** EXERCISE BRIEF **
All of the records below must be output exactly, with no pictures carried over.

>> begin DATASET EXCERPTS

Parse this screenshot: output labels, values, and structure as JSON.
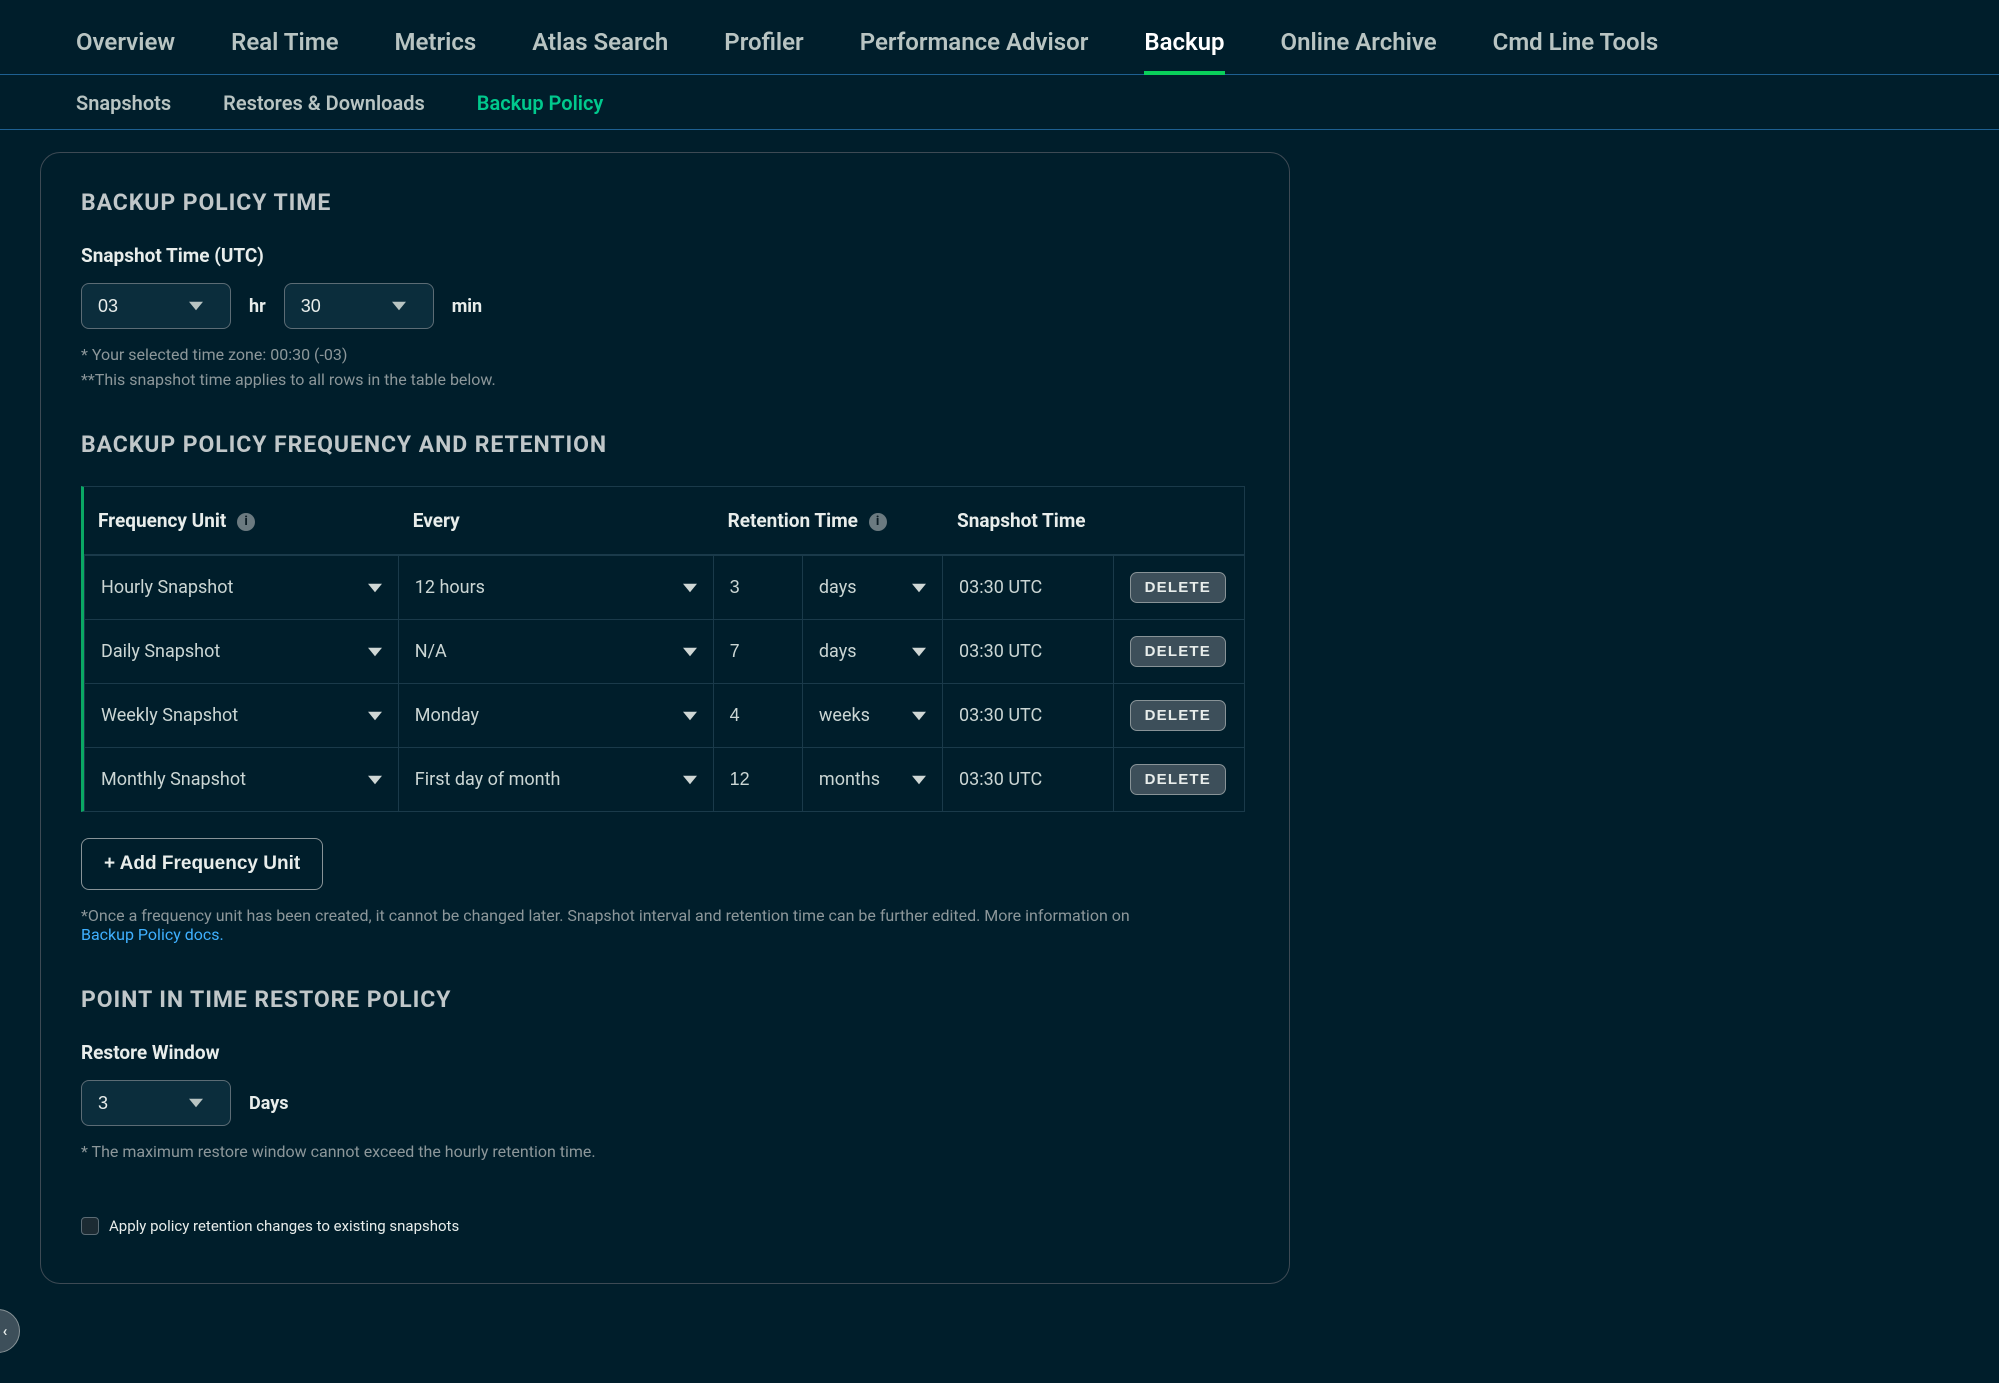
{
  "tabs": {
    "items": [
      {
        "label": "Overview"
      },
      {
        "label": "Real Time"
      },
      {
        "label": "Metrics"
      },
      {
        "label": "Atlas Search"
      },
      {
        "label": "Profiler"
      },
      {
        "label": "Performance Advisor"
      },
      {
        "label": "Backup",
        "active": true
      },
      {
        "label": "Online Archive"
      },
      {
        "label": "Cmd Line Tools"
      }
    ]
  },
  "subtabs": {
    "items": [
      {
        "label": "Snapshots"
      },
      {
        "label": "Restores & Downloads"
      },
      {
        "label": "Backup Policy",
        "active": true
      }
    ]
  },
  "policy_time": {
    "heading": "BACKUP POLICY TIME",
    "snapshot_label": "Snapshot Time (UTC)",
    "hour": "03",
    "hr_label": "hr",
    "minute": "30",
    "min_label": "min",
    "note1": "* Your selected time zone: 00:30 (-03)",
    "note2": "**This snapshot time applies to all rows in the table below."
  },
  "freq": {
    "heading": "BACKUP POLICY FREQUENCY AND RETENTION",
    "cols": {
      "freq_unit": "Frequency Unit",
      "every": "Every",
      "retention": "Retention Time",
      "snapshot_time": "Snapshot Time"
    },
    "rows": [
      {
        "unit": "Hourly Snapshot",
        "every": "12 hours",
        "ret_num": "3",
        "ret_unit": "days",
        "time": "03:30 UTC"
      },
      {
        "unit": "Daily Snapshot",
        "every": "N/A",
        "ret_num": "7",
        "ret_unit": "days",
        "time": "03:30 UTC"
      },
      {
        "unit": "Weekly Snapshot",
        "every": "Monday",
        "ret_num": "4",
        "ret_unit": "weeks",
        "time": "03:30 UTC"
      },
      {
        "unit": "Monthly Snapshot",
        "every": "First day of month",
        "ret_num": "12",
        "ret_unit": "months",
        "time": "03:30 UTC"
      }
    ],
    "delete_label": "DELETE",
    "add_button": "+ Add Frequency Unit",
    "footnote_a": "*Once a frequency unit has been created, it cannot be changed later. Snapshot interval and retention time can be further edited. More information on ",
    "footnote_link": "Backup Policy docs.",
    "info_glyph": "i"
  },
  "pitr": {
    "heading": "POINT IN TIME RESTORE POLICY",
    "restore_label": "Restore Window",
    "value": "3",
    "unit": "Days",
    "note": "* The maximum restore window cannot exceed the hourly retention time."
  },
  "apply_checkbox": {
    "label": "Apply policy retention changes to existing snapshots"
  },
  "edge_btn": {
    "glyph": "‹"
  }
}
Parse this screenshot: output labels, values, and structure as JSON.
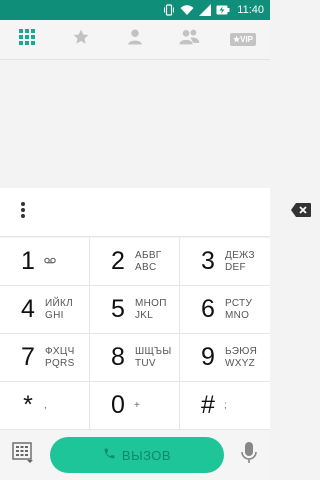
{
  "status_bar": {
    "time": "11:40",
    "icons": [
      "vibrate-icon",
      "wifi-icon",
      "signal-icon",
      "battery-charging-icon"
    ]
  },
  "tabs": [
    {
      "name": "dialpad",
      "icon": "dialpad-grid-icon",
      "active": true
    },
    {
      "name": "favorites",
      "icon": "star-icon",
      "active": false
    },
    {
      "name": "contacts",
      "icon": "person-icon",
      "active": false
    },
    {
      "name": "groups",
      "icon": "people-icon",
      "active": false
    },
    {
      "name": "vip",
      "icon": "vip-icon",
      "label": "★VIP",
      "active": false
    }
  ],
  "input": {
    "value": "",
    "menu_icon": "overflow-menu-icon",
    "backspace_icon": "backspace-icon"
  },
  "keys": [
    {
      "digit": "1",
      "letters_top": "",
      "letters_bottom": "",
      "sub": "voicemail"
    },
    {
      "digit": "2",
      "letters_top": "АБВГ",
      "letters_bottom": "ABC"
    },
    {
      "digit": "3",
      "letters_top": "ДЕЖЗ",
      "letters_bottom": "DEF"
    },
    {
      "digit": "4",
      "letters_top": "ИЙКЛ",
      "letters_bottom": "GHI"
    },
    {
      "digit": "5",
      "letters_top": "МНОП",
      "letters_bottom": "JKL"
    },
    {
      "digit": "6",
      "letters_top": "РСТУ",
      "letters_bottom": "MNO"
    },
    {
      "digit": "7",
      "letters_top": "ФХЦЧ",
      "letters_bottom": "PQRS"
    },
    {
      "digit": "8",
      "letters_top": "ШЩЪЫ",
      "letters_bottom": "TUV"
    },
    {
      "digit": "9",
      "letters_top": "ЬЭЮЯ",
      "letters_bottom": "WXYZ"
    },
    {
      "digit": "*",
      "sub": ","
    },
    {
      "digit": "0",
      "sub": "+"
    },
    {
      "digit": "#",
      "sub": ";"
    }
  ],
  "bottom": {
    "call_label": "ВЫЗОВ",
    "left_icon": "dialpad-toggle-icon",
    "right_icon": "microphone-icon"
  },
  "colors": {
    "status_bar": "#0f8f7a",
    "accent": "#1dc598",
    "tab_active": "#1aaa92",
    "tab_inactive": "#c2c2c2"
  }
}
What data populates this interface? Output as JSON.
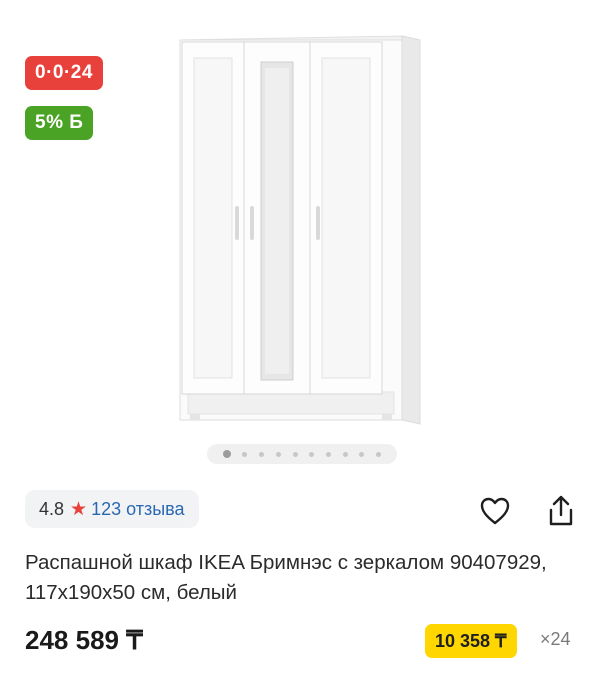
{
  "badges": {
    "installment": "0·0·24",
    "bonus": "5% Б"
  },
  "gallery": {
    "image_alt": "Распашной шкаф IKEA Бримнэс с зеркалом",
    "dots_count": 10,
    "active_index": 0
  },
  "rating": {
    "value": "4.8",
    "star": "★",
    "reviews_label": "123 отзыва"
  },
  "actions": {
    "favorite_icon": "heart-icon",
    "share_icon": "share-icon"
  },
  "product": {
    "title": "Распашной шкаф IKEA Бримнэс с зеркалом 90407929, 117x190x50 см, белый",
    "price": "248 589 ₸",
    "monthly_payment": "10 358 ₸",
    "months": "×24"
  },
  "colors": {
    "installment_badge": "#e8413b",
    "bonus_badge": "#4aa325",
    "monthly_badge": "#ffd600",
    "link": "#2a68b3",
    "star": "#e8413b"
  }
}
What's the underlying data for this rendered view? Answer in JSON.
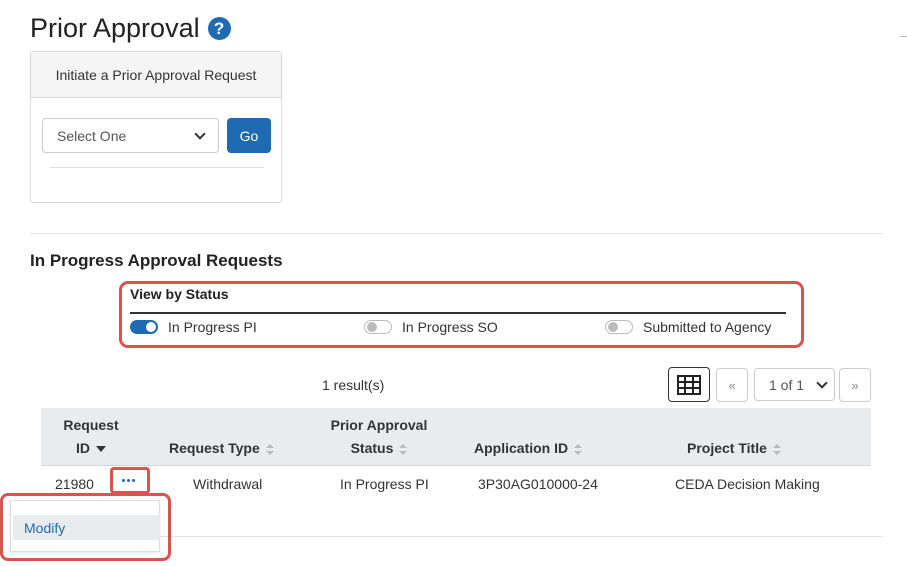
{
  "page": {
    "title": "Prior Approval",
    "help_glyph": "?"
  },
  "initiate": {
    "header": "Initiate a Prior Approval Request",
    "select_value": "Select One",
    "go_label": "Go"
  },
  "section": {
    "title": "In Progress Approval Requests"
  },
  "status_filter": {
    "title": "View by Status",
    "toggles": [
      {
        "label": "In Progress PI",
        "on": true
      },
      {
        "label": "In Progress SO",
        "on": false
      },
      {
        "label": "Submitted to Agency",
        "on": false
      }
    ]
  },
  "results": {
    "count_text": "1 result(s)",
    "prev_label": "«",
    "next_label": "»",
    "page_value": "1 of 1"
  },
  "table": {
    "headers": {
      "request_id_line1": "Request",
      "request_id_line2": "ID",
      "request_type": "Request Type",
      "status_line1": "Prior Approval",
      "status_line2": "Status",
      "application_id": "Application ID",
      "project_title": "Project Title"
    },
    "rows": [
      {
        "request_id": "21980",
        "request_type": "Withdrawal",
        "status": "In Progress PI",
        "application_id": "3P30AG010000-24",
        "project_title": "CEDA Decision Making"
      }
    ]
  },
  "action_menu": {
    "items": [
      "Modify"
    ]
  },
  "colors": {
    "accent": "#1f6bb3",
    "highlight": "#d9534f"
  }
}
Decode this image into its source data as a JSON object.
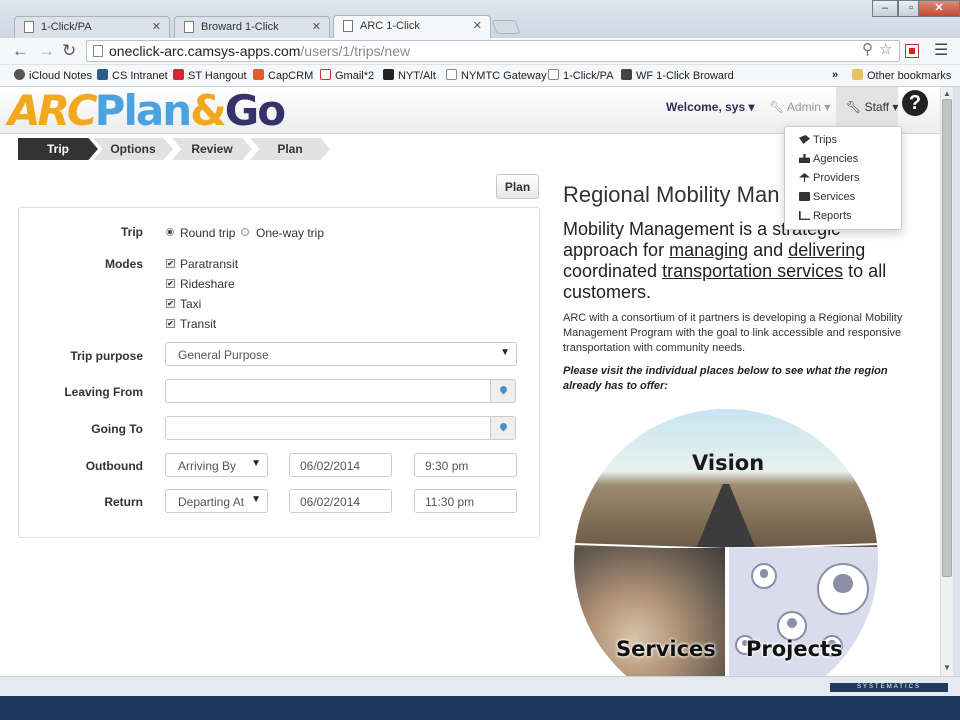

>> end DATASET EXCERPTS

** WRITTEN RESPONSE **
Parse this screenshot: output labels, values, and structure as JSON.
{
  "tabs": {
    "items": [
      {
        "label": "Overview"
      },
      {
        "label": "Real Time"
      },
      {
        "label": "Metrics"
      },
      {
        "label": "Atlas Search"
      },
      {
        "label": "Profiler"
      },
      {
        "label": "Performance Advisor"
      },
      {
        "label": "Backup",
        "active": true
      },
      {
        "label": "Online Archive"
      },
      {
        "label": "Cmd Line Tools"
      }
    ]
  },
  "subtabs": {
    "items": [
      {
        "label": "Snapshots"
      },
      {
        "label": "Restores & Downloads"
      },
      {
        "label": "Backup Policy",
        "active": true
      }
    ]
  },
  "policy_time": {
    "heading": "BACKUP POLICY TIME",
    "snapshot_label": "Snapshot Time (UTC)",
    "hour": "03",
    "hr_label": "hr",
    "minute": "30",
    "min_label": "min",
    "note1": "* Your selected time zone: 00:30 (-03)",
    "note2": "**This snapshot time applies to all rows in the table below."
  },
  "freq": {
    "heading": "BACKUP POLICY FREQUENCY AND RETENTION",
    "cols": {
      "freq_unit": "Frequency Unit",
      "every": "Every",
      "retention": "Retention Time",
      "snapshot_time": "Snapshot Time"
    },
    "rows": [
      {
        "unit": "Hourly Snapshot",
        "every": "12 hours",
        "ret_num": "3",
        "ret_unit": "days",
        "time": "03:30 UTC"
      },
      {
        "unit": "Daily Snapshot",
        "every": "N/A",
        "ret_num": "7",
        "ret_unit": "days",
        "time": "03:30 UTC"
      },
      {
        "unit": "Weekly Snapshot",
        "every": "Monday",
        "ret_num": "4",
        "ret_unit": "weeks",
        "time": "03:30 UTC"
      },
      {
        "unit": "Monthly Snapshot",
        "every": "First day of month",
        "ret_num": "12",
        "ret_unit": "months",
        "time": "03:30 UTC"
      }
    ],
    "delete_label": "DELETE",
    "add_button": "+ Add Frequency Unit",
    "footnote_a": "*Once a frequency unit has been created, it cannot be changed later. Snapshot interval and retention time can be further edited. More information on ",
    "footnote_link": "Backup Policy docs.",
    "info_glyph": "i"
  },
  "pitr": {
    "heading": "POINT IN TIME RESTORE POLICY",
    "restore_label": "Restore Window",
    "value": "3",
    "unit": "Days",
    "note": "* The maximum restore window cannot exceed the hourly retention time."
  },
  "apply_checkbox": {
    "label": "Apply policy retention changes to existing snapshots"
  },
  "edge_btn": {
    "glyph": "‹"
  }
}
Parse this screenshot: output labels, values, and structure as JSON.
{
  "status_bar": {
    "time": "11:40",
    "icons": [
      "vibrate-icon",
      "wifi-icon",
      "signal-icon",
      "battery-charging-icon"
    ]
  },
  "tabs": [
    {
      "name": "dialpad",
      "icon": "dialpad-grid-icon",
      "active": true
    },
    {
      "name": "favorites",
      "icon": "star-icon",
      "active": false
    },
    {
      "name": "contacts",
      "icon": "person-icon",
      "active": false
    },
    {
      "name": "groups",
      "icon": "people-icon",
      "active": false
    },
    {
      "name": "vip",
      "icon": "vip-icon",
      "label": "★VIP",
      "active": false
    }
  ],
  "input": {
    "value": "",
    "menu_icon": "overflow-menu-icon",
    "backspace_icon": "backspace-icon"
  },
  "keys": [
    {
      "digit": "1",
      "letters_top": "",
      "letters_bottom": "",
      "sub": "voicemail"
    },
    {
      "digit": "2",
      "letters_top": "АБВГ",
      "letters_bottom": "ABC"
    },
    {
      "digit": "3",
      "letters_top": "ДЕЖЗ",
      "letters_bottom": "DEF"
    },
    {
      "digit": "4",
      "letters_top": "ИЙКЛ",
      "letters_bottom": "GHI"
    },
    {
      "digit": "5",
      "letters_top": "МНОП",
      "letters_bottom": "JKL"
    },
    {
      "digit": "6",
      "letters_top": "РСТУ",
      "letters_bottom": "MNO"
    },
    {
      "digit": "7",
      "letters_top": "ФХЦЧ",
      "letters_bottom": "PQRS"
    },
    {
      "digit": "8",
      "letters_top": "ШЩЪЫ",
      "letters_bottom": "TUV"
    },
    {
      "digit": "9",
      "letters_top": "ЬЭЮЯ",
      "letters_bottom": "WXYZ"
    },
    {
      "digit": "*",
      "sub": ","
    },
    {
      "digit": "0",
      "sub": "+"
    },
    {
      "digit": "#",
      "sub": ";"
    }
  ],
  "bottom": {
    "call_label": "ВЫЗОВ",
    "left_icon": "dialpad-toggle-icon",
    "right_icon": "microphone-icon"
  },
  "colors": {
    "status_bar": "#0f8f7a",
    "accent": "#1dc598",
    "tab_active": "#1aaa92",
    "tab_inactive": "#c2c2c2"
  }
}
What data populates this interface? Output as JSON.
{
  "badges": {
    "installment": "0·0·24",
    "bonus": "5% Б"
  },
  "gallery": {
    "image_alt": "Распашной шкаф IKEA Бримнэс с зеркалом",
    "dots_count": 10,
    "active_index": 0
  },
  "rating": {
    "value": "4.8",
    "star": "★",
    "reviews_label": "123 отзыва"
  },
  "actions": {
    "favorite_icon": "heart-icon",
    "share_icon": "share-icon"
  },
  "product": {
    "title": "Распашной шкаф IKEA Бримнэс с зеркалом 90407929, 117x190x50 см, белый",
    "price": "248 589 ₸",
    "monthly_payment": "10 358 ₸",
    "months": "×24"
  },
  "colors": {
    "installment_badge": "#e8413b",
    "bonus_badge": "#4aa325",
    "monthly_badge": "#ffd600",
    "link": "#2a68b3",
    "star": "#e8413b"
  }
}
What's the underlying data for this rendered view? Answer in JSON.
{
  "page": {
    "title": "Prior Approval",
    "help_glyph": "?"
  },
  "initiate": {
    "header": "Initiate a Prior Approval Request",
    "select_value": "Select One",
    "go_label": "Go"
  },
  "section": {
    "title": "In Progress Approval Requests"
  },
  "status_filter": {
    "title": "View by Status",
    "toggles": [
      {
        "label": "In Progress PI",
        "on": true
      },
      {
        "label": "In Progress SO",
        "on": false
      },
      {
        "label": "Submitted to Agency",
        "on": false
      }
    ]
  },
  "results": {
    "count_text": "1 result(s)",
    "prev_label": "«",
    "next_label": "»",
    "page_value": "1 of 1"
  },
  "table": {
    "headers": {
      "request_id_line1": "Request",
      "request_id_line2": "ID",
      "request_type": "Request Type",
      "status_line1": "Prior Approval",
      "status_line2": "Status",
      "application_id": "Application ID",
      "project_title": "Project Title"
    },
    "rows": [
      {
        "request_id": "21980",
        "request_type": "Withdrawal",
        "status": "In Progress PI",
        "application_id": "3P30AG010000-24",
        "project_title": "CEDA Decision Making"
      }
    ]
  },
  "action_menu": {
    "items": [
      "Modify"
    ]
  },
  "colors": {
    "accent": "#1f6bb3",
    "highlight": "#d9534f"
  }
}
Decode this image into its source data as a JSON object.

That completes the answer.